[Source records]
# # #
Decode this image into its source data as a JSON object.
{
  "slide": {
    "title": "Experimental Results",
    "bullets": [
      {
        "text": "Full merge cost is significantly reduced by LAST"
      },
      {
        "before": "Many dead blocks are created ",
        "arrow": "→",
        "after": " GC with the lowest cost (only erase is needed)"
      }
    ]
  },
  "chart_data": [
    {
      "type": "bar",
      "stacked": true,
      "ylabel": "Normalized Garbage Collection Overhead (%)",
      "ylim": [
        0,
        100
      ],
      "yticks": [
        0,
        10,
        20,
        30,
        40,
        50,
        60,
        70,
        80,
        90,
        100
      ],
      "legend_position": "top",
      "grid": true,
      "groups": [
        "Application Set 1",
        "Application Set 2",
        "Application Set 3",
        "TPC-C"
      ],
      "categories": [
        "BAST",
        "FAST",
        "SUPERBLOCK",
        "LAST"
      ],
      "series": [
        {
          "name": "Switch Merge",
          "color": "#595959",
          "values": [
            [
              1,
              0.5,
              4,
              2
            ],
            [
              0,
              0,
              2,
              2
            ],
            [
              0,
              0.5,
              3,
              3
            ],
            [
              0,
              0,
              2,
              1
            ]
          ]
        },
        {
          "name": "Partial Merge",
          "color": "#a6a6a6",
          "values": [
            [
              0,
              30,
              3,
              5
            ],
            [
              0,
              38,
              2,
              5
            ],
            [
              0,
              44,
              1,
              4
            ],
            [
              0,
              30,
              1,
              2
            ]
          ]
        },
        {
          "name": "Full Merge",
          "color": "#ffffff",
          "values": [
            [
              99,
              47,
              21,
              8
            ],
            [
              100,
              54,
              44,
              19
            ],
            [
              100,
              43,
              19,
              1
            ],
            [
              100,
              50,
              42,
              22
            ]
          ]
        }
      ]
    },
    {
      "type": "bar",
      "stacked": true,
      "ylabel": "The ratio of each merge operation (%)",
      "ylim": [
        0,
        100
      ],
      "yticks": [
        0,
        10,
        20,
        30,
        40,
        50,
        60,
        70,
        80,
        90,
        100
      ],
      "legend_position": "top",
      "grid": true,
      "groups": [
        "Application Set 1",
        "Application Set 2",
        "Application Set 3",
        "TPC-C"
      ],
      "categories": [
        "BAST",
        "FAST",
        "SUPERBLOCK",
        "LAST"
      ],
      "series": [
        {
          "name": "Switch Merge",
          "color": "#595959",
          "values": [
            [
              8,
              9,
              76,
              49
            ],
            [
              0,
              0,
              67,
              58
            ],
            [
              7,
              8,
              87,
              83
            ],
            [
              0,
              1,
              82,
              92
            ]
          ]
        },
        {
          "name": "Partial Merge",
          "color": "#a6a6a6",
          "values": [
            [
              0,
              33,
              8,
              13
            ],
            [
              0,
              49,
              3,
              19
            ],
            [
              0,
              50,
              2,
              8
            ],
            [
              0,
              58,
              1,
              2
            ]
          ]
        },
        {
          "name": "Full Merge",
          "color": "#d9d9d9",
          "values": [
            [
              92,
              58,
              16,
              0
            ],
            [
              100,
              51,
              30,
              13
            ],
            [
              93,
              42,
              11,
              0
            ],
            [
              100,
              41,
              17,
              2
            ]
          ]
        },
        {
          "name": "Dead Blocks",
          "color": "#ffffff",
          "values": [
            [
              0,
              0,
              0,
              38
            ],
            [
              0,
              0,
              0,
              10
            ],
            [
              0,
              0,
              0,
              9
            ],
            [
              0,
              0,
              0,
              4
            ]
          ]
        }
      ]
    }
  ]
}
# # #
*EXERCISE DESCRIPTION*
Print the whole listing exactly as it is.

*WORKED ANSWER*
Decode this image into its source data as a JSON object.
{
  "slide": {
    "title": "Experimental Results",
    "bullets": [
      {
        "text": "Full merge cost is significantly reduced by LAST"
      },
      {
        "before": "Many dead blocks are created ",
        "arrow": "→",
        "after": " GC with the lowest cost (only erase is needed)"
      }
    ]
  },
  "chart_data": [
    {
      "type": "bar",
      "stacked": true,
      "ylabel": "Normalized Garbage Collection Overhead (%)",
      "ylim": [
        0,
        100
      ],
      "yticks": [
        0,
        10,
        20,
        30,
        40,
        50,
        60,
        70,
        80,
        90,
        100
      ],
      "legend_position": "top",
      "grid": true,
      "groups": [
        "Application Set 1",
        "Application Set 2",
        "Application Set 3",
        "TPC-C"
      ],
      "categories": [
        "BAST",
        "FAST",
        "SUPERBLOCK",
        "LAST"
      ],
      "series": [
        {
          "name": "Switch Merge",
          "color": "#595959",
          "values": [
            [
              1,
              0.5,
              4,
              2
            ],
            [
              0,
              0,
              2,
              2
            ],
            [
              0,
              0.5,
              3,
              3
            ],
            [
              0,
              0,
              2,
              1
            ]
          ]
        },
        {
          "name": "Partial Merge",
          "color": "#a6a6a6",
          "values": [
            [
              0,
              30,
              3,
              5
            ],
            [
              0,
              38,
              2,
              5
            ],
            [
              0,
              44,
              1,
              4
            ],
            [
              0,
              30,
              1,
              2
            ]
          ]
        },
        {
          "name": "Full Merge",
          "color": "#ffffff",
          "values": [
            [
              99,
              47,
              21,
              8
            ],
            [
              100,
              54,
              44,
              19
            ],
            [
              100,
              43,
              19,
              1
            ],
            [
              100,
              50,
              42,
              22
            ]
          ]
        }
      ]
    },
    {
      "type": "bar",
      "stacked": true,
      "ylabel": "The ratio of each merge operation (%)",
      "ylim": [
        0,
        100
      ],
      "yticks": [
        0,
        10,
        20,
        30,
        40,
        50,
        60,
        70,
        80,
        90,
        100
      ],
      "legend_position": "top",
      "grid": true,
      "groups": [
        "Application Set 1",
        "Application Set 2",
        "Application Set 3",
        "TPC-C"
      ],
      "categories": [
        "BAST",
        "FAST",
        "SUPERBLOCK",
        "LAST"
      ],
      "series": [
        {
          "name": "Switch Merge",
          "color": "#595959",
          "values": [
            [
              8,
              9,
              76,
              49
            ],
            [
              0,
              0,
              67,
              58
            ],
            [
              7,
              8,
              87,
              83
            ],
            [
              0,
              1,
              82,
              92
            ]
          ]
        },
        {
          "name": "Partial Merge",
          "color": "#a6a6a6",
          "values": [
            [
              0,
              33,
              8,
              13
            ],
            [
              0,
              49,
              3,
              19
            ],
            [
              0,
              50,
              2,
              8
            ],
            [
              0,
              58,
              1,
              2
            ]
          ]
        },
        {
          "name": "Full Merge",
          "color": "#d9d9d9",
          "values": [
            [
              92,
              58,
              16,
              0
            ],
            [
              100,
              51,
              30,
              13
            ],
            [
              93,
              42,
              11,
              0
            ],
            [
              100,
              41,
              17,
              2
            ]
          ]
        },
        {
          "name": "Dead Blocks",
          "color": "#ffffff",
          "values": [
            [
              0,
              0,
              0,
              38
            ],
            [
              0,
              0,
              0,
              10
            ],
            [
              0,
              0,
              0,
              9
            ],
            [
              0,
              0,
              0,
              4
            ]
          ]
        }
      ]
    }
  ]
}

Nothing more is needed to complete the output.